Aim of the exercise
Filter the records for lines holding the string "thank".

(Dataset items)
[Start]

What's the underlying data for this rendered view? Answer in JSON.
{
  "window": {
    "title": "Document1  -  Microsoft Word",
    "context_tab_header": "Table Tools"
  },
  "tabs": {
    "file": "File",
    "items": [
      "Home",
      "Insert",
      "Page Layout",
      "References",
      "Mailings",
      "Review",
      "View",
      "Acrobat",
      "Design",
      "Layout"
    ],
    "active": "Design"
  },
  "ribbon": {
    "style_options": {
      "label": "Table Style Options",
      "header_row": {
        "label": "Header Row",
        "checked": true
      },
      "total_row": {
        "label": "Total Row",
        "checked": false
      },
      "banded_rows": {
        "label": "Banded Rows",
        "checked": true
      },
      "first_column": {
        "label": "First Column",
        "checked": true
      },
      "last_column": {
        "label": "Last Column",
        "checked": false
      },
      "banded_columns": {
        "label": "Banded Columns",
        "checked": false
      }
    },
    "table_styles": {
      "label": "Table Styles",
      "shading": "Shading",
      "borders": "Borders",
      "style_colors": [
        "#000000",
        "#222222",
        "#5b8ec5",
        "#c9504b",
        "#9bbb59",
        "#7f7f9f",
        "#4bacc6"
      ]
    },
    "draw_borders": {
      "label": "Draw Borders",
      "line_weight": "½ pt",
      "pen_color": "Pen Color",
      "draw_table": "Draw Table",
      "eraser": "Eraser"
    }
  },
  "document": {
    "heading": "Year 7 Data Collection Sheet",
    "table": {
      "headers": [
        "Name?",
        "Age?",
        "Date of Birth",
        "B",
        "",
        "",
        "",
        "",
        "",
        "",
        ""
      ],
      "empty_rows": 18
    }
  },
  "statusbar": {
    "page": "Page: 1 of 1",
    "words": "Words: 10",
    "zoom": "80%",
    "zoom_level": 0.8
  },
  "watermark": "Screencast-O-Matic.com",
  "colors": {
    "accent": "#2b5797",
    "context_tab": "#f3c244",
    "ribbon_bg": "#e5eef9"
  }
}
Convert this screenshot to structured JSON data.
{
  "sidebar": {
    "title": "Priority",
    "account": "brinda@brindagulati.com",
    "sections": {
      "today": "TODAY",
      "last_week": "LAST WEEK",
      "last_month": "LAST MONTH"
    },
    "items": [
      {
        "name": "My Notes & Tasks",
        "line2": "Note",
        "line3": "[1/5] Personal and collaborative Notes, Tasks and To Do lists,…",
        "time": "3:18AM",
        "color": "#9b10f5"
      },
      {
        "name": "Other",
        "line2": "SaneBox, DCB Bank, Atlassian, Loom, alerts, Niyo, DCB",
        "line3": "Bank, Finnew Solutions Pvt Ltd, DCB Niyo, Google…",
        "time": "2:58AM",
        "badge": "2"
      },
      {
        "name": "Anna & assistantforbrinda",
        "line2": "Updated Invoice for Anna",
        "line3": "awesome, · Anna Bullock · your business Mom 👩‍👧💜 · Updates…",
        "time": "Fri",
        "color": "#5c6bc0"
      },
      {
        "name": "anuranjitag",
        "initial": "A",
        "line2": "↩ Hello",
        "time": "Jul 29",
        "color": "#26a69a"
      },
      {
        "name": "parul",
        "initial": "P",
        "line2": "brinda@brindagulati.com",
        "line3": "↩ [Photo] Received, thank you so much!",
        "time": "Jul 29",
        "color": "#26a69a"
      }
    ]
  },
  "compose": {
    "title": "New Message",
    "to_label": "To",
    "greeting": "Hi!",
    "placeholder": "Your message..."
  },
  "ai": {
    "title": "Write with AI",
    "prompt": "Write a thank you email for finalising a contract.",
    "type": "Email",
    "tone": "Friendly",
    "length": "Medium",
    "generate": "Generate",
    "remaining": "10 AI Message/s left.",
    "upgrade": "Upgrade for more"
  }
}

[End]

Answer for the task
        "line3": "↩ [Photo] Received, thank you so much!",
    "prompt": "Write a thank you email for finalising a contract.",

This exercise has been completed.